■ THE PROBLEM:
Check every line below for the string "contrast", and copy the lines that contain it.

[Items from a figure collection]
════════════════════
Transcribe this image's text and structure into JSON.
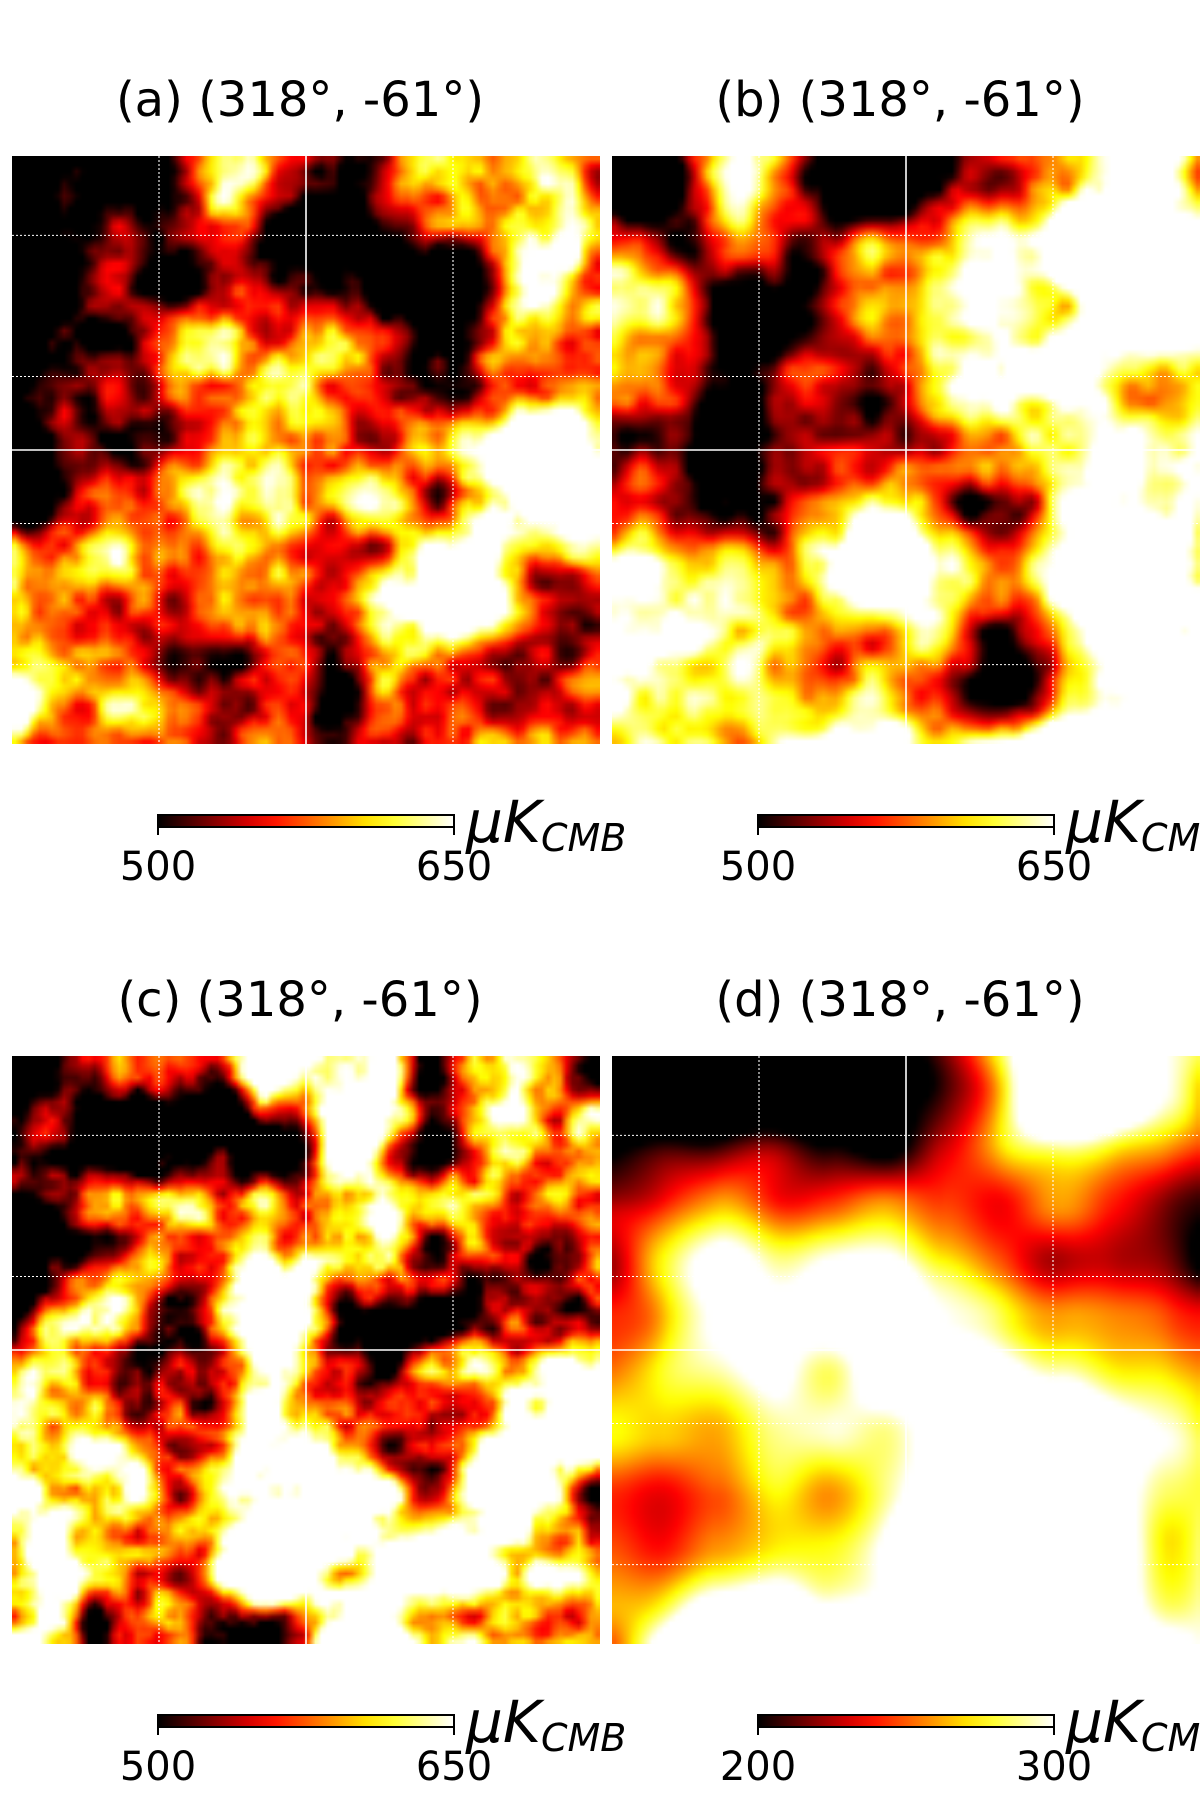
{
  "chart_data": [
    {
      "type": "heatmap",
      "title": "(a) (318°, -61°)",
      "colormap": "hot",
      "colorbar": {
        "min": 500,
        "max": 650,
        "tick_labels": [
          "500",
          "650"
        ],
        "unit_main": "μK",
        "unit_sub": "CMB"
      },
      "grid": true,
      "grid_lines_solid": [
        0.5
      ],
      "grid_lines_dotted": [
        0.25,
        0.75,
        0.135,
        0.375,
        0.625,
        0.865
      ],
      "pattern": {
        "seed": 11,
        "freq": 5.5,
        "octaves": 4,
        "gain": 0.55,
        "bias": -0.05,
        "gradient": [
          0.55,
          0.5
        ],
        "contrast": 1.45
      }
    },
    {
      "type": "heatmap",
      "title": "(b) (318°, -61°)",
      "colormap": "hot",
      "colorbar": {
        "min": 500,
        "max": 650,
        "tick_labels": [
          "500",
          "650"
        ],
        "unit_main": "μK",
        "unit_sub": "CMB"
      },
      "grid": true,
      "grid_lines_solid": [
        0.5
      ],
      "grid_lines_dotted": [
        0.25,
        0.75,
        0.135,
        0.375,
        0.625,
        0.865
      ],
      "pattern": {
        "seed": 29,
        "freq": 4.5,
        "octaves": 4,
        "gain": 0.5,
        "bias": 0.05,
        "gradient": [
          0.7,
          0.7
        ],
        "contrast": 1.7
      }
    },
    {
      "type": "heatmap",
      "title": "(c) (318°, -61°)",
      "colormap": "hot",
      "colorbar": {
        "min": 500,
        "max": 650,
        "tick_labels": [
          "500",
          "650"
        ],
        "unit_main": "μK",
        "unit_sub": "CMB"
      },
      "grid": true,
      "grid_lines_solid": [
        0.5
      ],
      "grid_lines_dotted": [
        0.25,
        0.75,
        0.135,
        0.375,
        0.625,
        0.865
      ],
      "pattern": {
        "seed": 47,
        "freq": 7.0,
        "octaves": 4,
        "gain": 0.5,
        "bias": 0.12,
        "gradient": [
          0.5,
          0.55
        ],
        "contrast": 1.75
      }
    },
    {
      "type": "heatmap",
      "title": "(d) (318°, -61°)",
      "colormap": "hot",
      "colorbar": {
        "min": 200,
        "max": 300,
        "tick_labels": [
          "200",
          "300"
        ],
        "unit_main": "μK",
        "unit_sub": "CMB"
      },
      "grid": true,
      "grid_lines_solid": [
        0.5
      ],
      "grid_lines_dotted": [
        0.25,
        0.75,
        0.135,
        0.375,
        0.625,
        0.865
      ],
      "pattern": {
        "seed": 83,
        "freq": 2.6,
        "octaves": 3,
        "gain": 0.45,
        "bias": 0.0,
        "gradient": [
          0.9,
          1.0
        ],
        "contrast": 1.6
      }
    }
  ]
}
════════════════════
■ EXERCISE RESULT:
        "contrast": 1.45
        "contrast": 1.7
        "contrast": 1.75
        "contrast": 1.6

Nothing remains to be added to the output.